- [WHAT TO PRODUCE]
Which lines have the string "direction"? Copy all of them from the entries below.

Data entries:
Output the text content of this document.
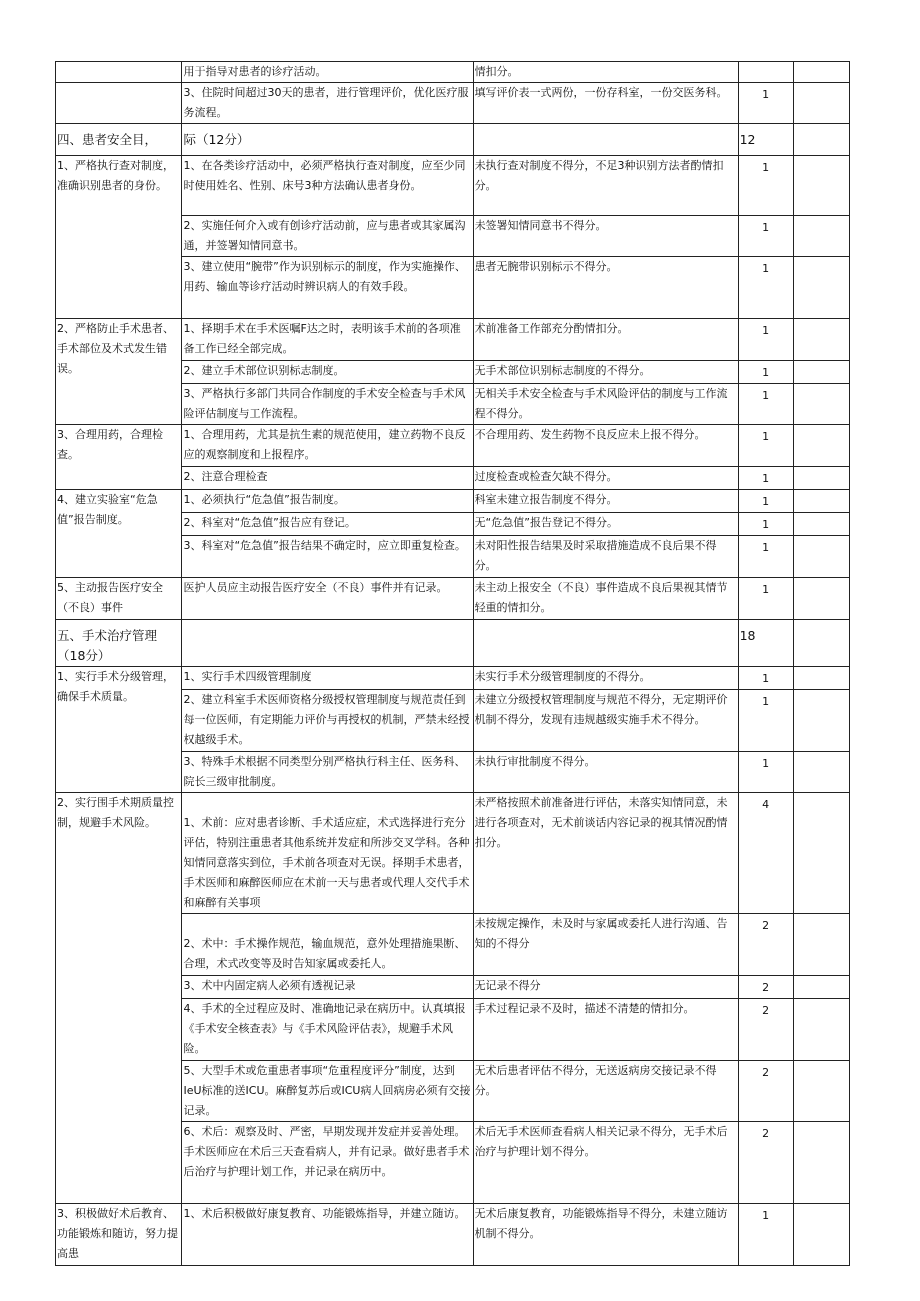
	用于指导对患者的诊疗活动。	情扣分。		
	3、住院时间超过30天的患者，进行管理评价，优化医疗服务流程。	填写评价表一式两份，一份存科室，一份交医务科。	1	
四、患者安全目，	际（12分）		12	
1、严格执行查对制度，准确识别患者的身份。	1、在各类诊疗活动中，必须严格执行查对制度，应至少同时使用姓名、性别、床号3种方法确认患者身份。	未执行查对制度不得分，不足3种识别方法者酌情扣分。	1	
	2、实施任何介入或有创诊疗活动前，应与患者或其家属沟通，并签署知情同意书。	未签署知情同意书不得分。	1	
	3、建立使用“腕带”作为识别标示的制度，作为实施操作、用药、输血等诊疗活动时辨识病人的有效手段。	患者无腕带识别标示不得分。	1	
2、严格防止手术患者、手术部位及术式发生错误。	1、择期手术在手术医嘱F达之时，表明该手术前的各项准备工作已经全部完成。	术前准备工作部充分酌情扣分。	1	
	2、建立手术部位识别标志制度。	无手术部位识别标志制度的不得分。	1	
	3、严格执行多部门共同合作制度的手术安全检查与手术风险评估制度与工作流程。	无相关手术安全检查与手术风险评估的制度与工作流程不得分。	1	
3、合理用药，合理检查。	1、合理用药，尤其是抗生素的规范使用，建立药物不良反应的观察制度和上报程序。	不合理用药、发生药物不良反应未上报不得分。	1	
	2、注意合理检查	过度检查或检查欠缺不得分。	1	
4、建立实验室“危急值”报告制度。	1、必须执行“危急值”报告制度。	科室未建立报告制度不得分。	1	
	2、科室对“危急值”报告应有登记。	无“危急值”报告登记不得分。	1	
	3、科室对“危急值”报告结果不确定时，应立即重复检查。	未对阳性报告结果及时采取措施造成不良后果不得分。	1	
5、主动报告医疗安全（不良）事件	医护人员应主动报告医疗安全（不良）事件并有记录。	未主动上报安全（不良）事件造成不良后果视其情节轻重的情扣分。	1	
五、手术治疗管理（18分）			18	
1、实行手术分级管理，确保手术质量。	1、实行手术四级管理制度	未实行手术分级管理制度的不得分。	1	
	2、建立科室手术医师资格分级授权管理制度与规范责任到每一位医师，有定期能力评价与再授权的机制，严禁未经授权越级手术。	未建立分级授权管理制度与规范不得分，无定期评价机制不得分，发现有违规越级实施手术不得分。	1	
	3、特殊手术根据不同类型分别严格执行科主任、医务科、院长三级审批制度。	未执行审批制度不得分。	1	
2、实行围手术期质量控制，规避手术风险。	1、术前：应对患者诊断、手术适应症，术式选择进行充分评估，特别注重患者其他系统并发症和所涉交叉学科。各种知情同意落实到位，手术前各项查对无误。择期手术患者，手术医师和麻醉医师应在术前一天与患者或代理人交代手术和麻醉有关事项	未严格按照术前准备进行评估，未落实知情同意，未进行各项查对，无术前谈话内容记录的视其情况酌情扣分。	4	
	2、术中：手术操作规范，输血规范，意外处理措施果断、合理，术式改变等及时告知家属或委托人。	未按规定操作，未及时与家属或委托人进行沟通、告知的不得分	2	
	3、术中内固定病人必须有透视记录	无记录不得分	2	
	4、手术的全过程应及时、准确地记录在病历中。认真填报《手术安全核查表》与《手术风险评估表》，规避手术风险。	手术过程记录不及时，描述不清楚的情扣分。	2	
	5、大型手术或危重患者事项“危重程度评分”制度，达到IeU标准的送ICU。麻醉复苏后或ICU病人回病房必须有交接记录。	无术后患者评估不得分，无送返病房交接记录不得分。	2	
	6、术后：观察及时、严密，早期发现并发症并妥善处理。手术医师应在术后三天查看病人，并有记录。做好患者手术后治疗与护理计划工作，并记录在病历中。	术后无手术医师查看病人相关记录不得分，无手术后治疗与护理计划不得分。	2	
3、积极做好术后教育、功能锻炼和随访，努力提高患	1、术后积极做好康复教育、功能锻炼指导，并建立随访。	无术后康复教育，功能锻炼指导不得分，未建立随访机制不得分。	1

...

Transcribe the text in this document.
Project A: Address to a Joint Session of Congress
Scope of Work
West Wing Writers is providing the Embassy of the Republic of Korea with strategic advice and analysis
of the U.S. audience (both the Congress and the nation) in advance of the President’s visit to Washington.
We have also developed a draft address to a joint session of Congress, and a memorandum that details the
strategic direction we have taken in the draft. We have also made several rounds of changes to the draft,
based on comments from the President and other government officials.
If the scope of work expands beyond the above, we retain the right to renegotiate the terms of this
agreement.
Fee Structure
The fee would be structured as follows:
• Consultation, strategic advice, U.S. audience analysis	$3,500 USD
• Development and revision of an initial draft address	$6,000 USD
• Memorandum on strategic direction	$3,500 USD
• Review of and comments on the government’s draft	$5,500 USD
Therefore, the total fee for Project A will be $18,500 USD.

- [THE SOLUTION]
strategic direction we have taken in the draft. We have also made several rounds of changes to the draft,
• Memorandum on strategic direction	$3,500 USD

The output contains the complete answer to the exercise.